Stored entries:
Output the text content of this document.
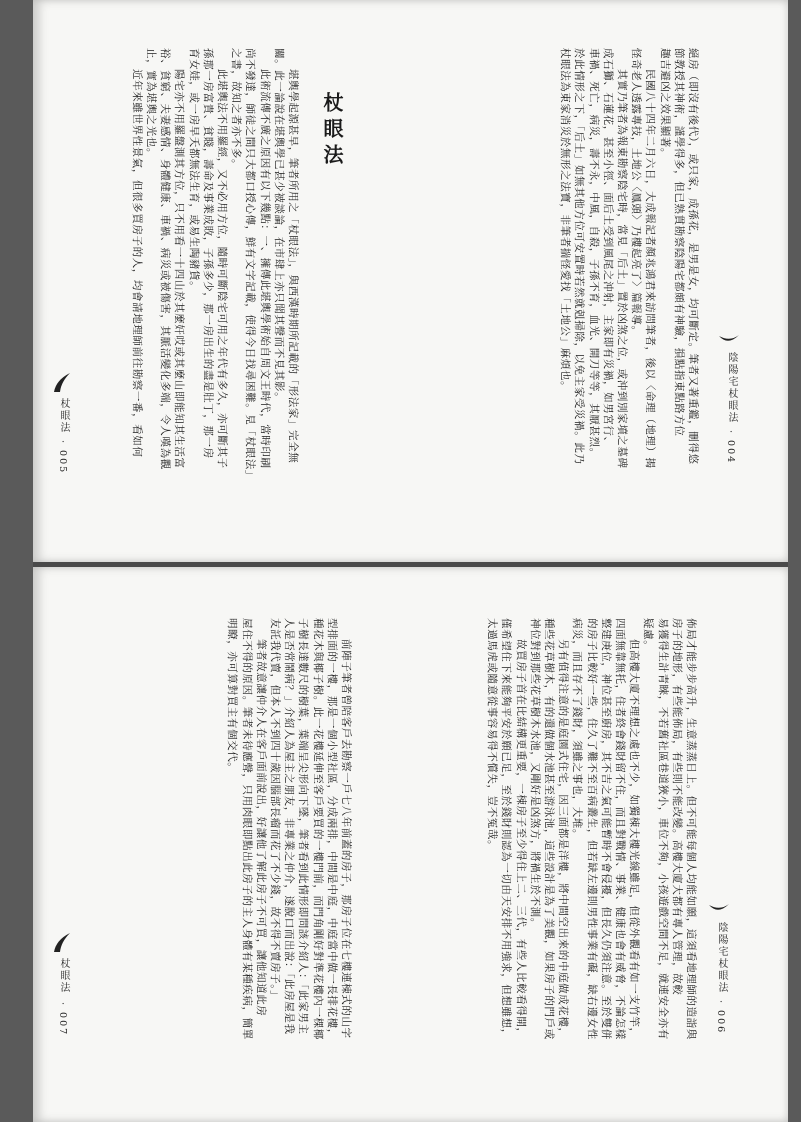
陰陽宅杖眼法
· 004
絕房（即沒有後代），或只家，成孫花，是男是女，均可斷定。筆者又著重鑑，刪得悠
節教授其神術，謹學得多，但已熟貫勘察陰陽宅都頗有神驗，損點指東點路方位
趣吉避凶之效果顯著。
民國八十四年二月六日，大成報記者顏兆鴻君來訪問筆者，後以〈命理（地理）揭
怪奇老人透露專技，土地公〈鳳頭〉乃樓起亮了〉篇報導。
其實乃筆者為報東勘察陰宅時，當見「后土」置於凶煞之位，或沖到別家墳之墓碑
成石獅、石蓮花，甚至小徑、面后土受到風尾之沖射，主家即有災禍，如男宮行、
車禍、死亡，病災，壽不永，中風，自殺，子孫不育，血光、開刀等等，其厭甚烈。
於此情形之下，「后土」如無其他方位可安置時若然就剋掃除，以免主家受災禍。此乃
杖眼法為東家消災於無形之法寶，非筆者揣怪愛找「土地公」麻煩也。
杖眼法
堪輿學起源甚早，筆者所用之「杖眼法」，與西漢時期所記載的「形法家」完全無
關。此一論說在堪輿學已甚少被談論，在市肆上亦只聞其聲而不見其影。
此術流傳不廣之原因有以下幾點：一、擁傳此堪輿學術始自周文王時代，當時印刷
尚不發達，師徒之間只大都口授心傳，鮮有文字記載，使得今日找尋困難。見「杖眼法」
之書，故知之者亦不多。
此堪輿法不用羅經，又不必用方位，隨時可斷陰宅可用之年代有多久，亦可斷其子
孫那一房富貴、貧賤，壽命及事業成敗，子孫多少，那一房出生的盡是肚丁，那一房
育女娃，或一房早夭都無法生育，或易生陶豬貨。
陽宅亦不用羅盤測其方位，只不用看一十四山於其麼奸哎或其麼山即能知其生活富
裕、貧窮、夫妻感情、身體健康、車禍、病災或被傷害，其脈活變化多端，令人嘆為觀
止，實為堪輿之光也。
近年來雖世界性景氣，但很多買房子的人，均會請地理師前往勘察一番，看如何
杖眼法
· 005
陰陽宅杖眼法
· 006
佈局才能步步高升，生意蒸蒸日上。但不可能每個人均能如願，這須看地理師的造詣與
房子的地形，有些能佈局，有些則不能改變。高樓大廈大都有專人管理，故較
易獲得生計青睞，不若舊社區巷道狹小，車位不夠，小孩遊戲空間不足，就連安全亦有
疑慮。
但高樓大廈不理想之處也不少，如獨棟大樓光線雖足，但從外觀看有如一支竹竿，
四面無靠無托，住者終會錢財留不住，而且對戰情、事業、健康也會有威脅，不論怎樣
整建庚位，神位甚至廚房，其不吉之氣可能暫時不會侵擾，但長久仍須注意。至於雙併
的房子比較好一些，住久了難不至百病叢生，但若缺左邊則男性事業有礙，缺右邊女性
病災，而且存不了錢財，須雖之事也，大堆。
另有值得注意的是庭園式住宅，因三面都是洋樓，將中間空出來的中庭做成花樓，
種些花草樹木，有的還做個水池甚至游泳池，這些設計是為了美觀，如果房子的門戶或
神位對到那些花草樹木水池，又剛好是凶煞方，將禍生於不測。
故買房子首在比結構更重要，一棟房子至少得住上二、三代，有些人比較看得開，
僅希望住下來能夠平安於願已足，至於錢財則認為一切由天安排不用強求，但想雖想，
太過馬虎或隨意從事容易得不償失，豈不冤哉。
前陣子筆者曾陪客戶去勘察一戶七八年前蓋的房子，那房子位在七樓連棟式的山字
型排面的一樓，那是一個小型社區，分成兩排，中間是中庭，中庭當中做一長排花樓，
種花木與椰子樹。此一花樓延伸至客戶要買的一樓門前，而門角剛好對準花樓內一棵椰
子樹長達數尺的樹葉，葉端呈尖形向下墜，筆者看到此情形即問該介紹人：「此家男主
人是否常鬧病？」介紹人為屋主之朋友，非專業之仲介，遂脫口而出說：「此房屋是我
友託我代賣，但本人不到四十歲因腦部長瘤而花了不少錢，故不得不賣房子。」
筆者故意讓仲介人在客戶面前說出，好讓他了解此房子不可買，讓他知道此房
屋住不得的原因。筆者未待應聲，只用肉眼即點出此房子的主人身體有某種疾病，簡單
明瞭，亦可算對買主有個交代。
杖眼法
· 007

PROBLEM TO SOLVE ->
Transcribe the records verbatim and omit the images.

EXPECTED OUTPUT ->
Output the text content of this document.
陰陽宅杖眼法
· 004
絕房（即沒有後代），或只家，成孫花，是男是女，均可斷定。筆者又著重鑑，刪得悠
節教授其神術，謹學得多，但已熟貫勘察陰陽宅都頗有神驗，損點指東點路方位
趣吉避凶之效果顯著。
民國八十四年二月六日，大成報記者顏兆鴻君來訪問筆者，後以〈命理（地理）揭
怪奇老人透露專技，土地公〈鳳頭〉乃樓起亮了〉篇報導。
其實乃筆者為報東勘察陰宅時，當見「后土」置於凶煞之位，或沖到別家墳之墓碑
成石獅、石蓮花，甚至小徑、面后土受到風尾之沖射，主家即有災禍，如男宮行、
車禍、死亡，病災，壽不永，中風，自殺，子孫不育，血光、開刀等等，其厭甚烈。
於此情形之下，「后土」如無其他方位可安置時若然就剋掃除，以免主家受災禍。此乃
杖眼法為東家消災於無形之法寶，非筆者揣怪愛找「土地公」麻煩也。
杖眼法
堪輿學起源甚早，筆者所用之「杖眼法」，與西漢時期所記載的「形法家」完全無
關。此一論說在堪輿學已甚少被談論，在市肆上亦只聞其聲而不見其影。
此術流傳不廣之原因有以下幾點：一、擁傳此堪輿學術始自周文王時代，當時印刷
尚不發達，師徒之間只大都口授心傳，鮮有文字記載，使得今日找尋困難。見「杖眼法」
之書，故知之者亦不多。
此堪輿法不用羅經，又不必用方位，隨時可斷陰宅可用之年代有多久，亦可斷其子
孫那一房富貴、貧賤，壽命及事業成敗，子孫多少，那一房出生的盡是肚丁，那一房
育女娃，或一房早夭都無法生育，或易生陶豬貨。
陽宅亦不用羅盤測其方位，只不用看一十四山於其麼奸哎或其麼山即能知其生活富
裕、貧窮、夫妻感情、身體健康、車禍、病災或被傷害，其脈活變化多端，令人嘆為觀
止，實為堪輿之光也。
近年來雖世界性景氣，但很多買房子的人，均會請地理師前往勘察一番，看如何
杖眼法
· 005
陰陽宅杖眼法
· 006
佈局才能步步高升，生意蒸蒸日上。但不可能每個人均能如願，這須看地理師的造詣與
房子的地形，有些能佈局，有些則不能改變。高樓大廈大都有專人管理，故較
易獲得生計青睞，不若舊社區巷道狹小，車位不夠，小孩遊戲空間不足，就連安全亦有
疑慮。
但高樓大廈不理想之處也不少，如獨棟大樓光線雖足，但從外觀看有如一支竹竿，
四面無靠無托，住者終會錢財留不住，而且對戰情、事業、健康也會有威脅，不論怎樣
整建庚位，神位甚至廚房，其不吉之氣可能暫時不會侵擾，但長久仍須注意。至於雙併
的房子比較好一些，住久了難不至百病叢生，但若缺左邊則男性事業有礙，缺右邊女性
病災，而且存不了錢財，須雖之事也，大堆。
另有值得注意的是庭園式住宅，因三面都是洋樓，將中間空出來的中庭做成花樓，
種些花草樹木，有的還做個水池甚至游泳池，這些設計是為了美觀，如果房子的門戶或
神位對到那些花草樹木水池，又剛好是凶煞方，將禍生於不測。
故買房子首在比結構更重要，一棟房子至少得住上二、三代，有些人比較看得開，
僅希望住下來能夠平安於願已足，至於錢財則認為一切由天安排不用強求，但想雖想，
太過馬虎或隨意從事容易得不償失，豈不冤哉。
前陣子筆者曾陪客戶去勘察一戶七八年前蓋的房子，那房子位在七樓連棟式的山字
型排面的一樓，那是一個小型社區，分成兩排，中間是中庭，中庭當中做一長排花樓，
種花木與椰子樹。此一花樓延伸至客戶要買的一樓門前，而門角剛好對準花樓內一棵椰
子樹長達數尺的樹葉，葉端呈尖形向下墜，筆者看到此情形即問該介紹人：「此家男主
人是否常鬧病？」介紹人為屋主之朋友，非專業之仲介，遂脫口而出說：「此房屋是我
友託我代賣，但本人不到四十歲因腦部長瘤而花了不少錢，故不得不賣房子。」
筆者故意讓仲介人在客戶面前說出，好讓他了解此房子不可買，讓他知道此房
屋住不得的原因。筆者未待應聲，只用肉眼即點出此房子的主人身體有某種疾病，簡單
明瞭，亦可算對買主有個交代。
杖眼法
· 007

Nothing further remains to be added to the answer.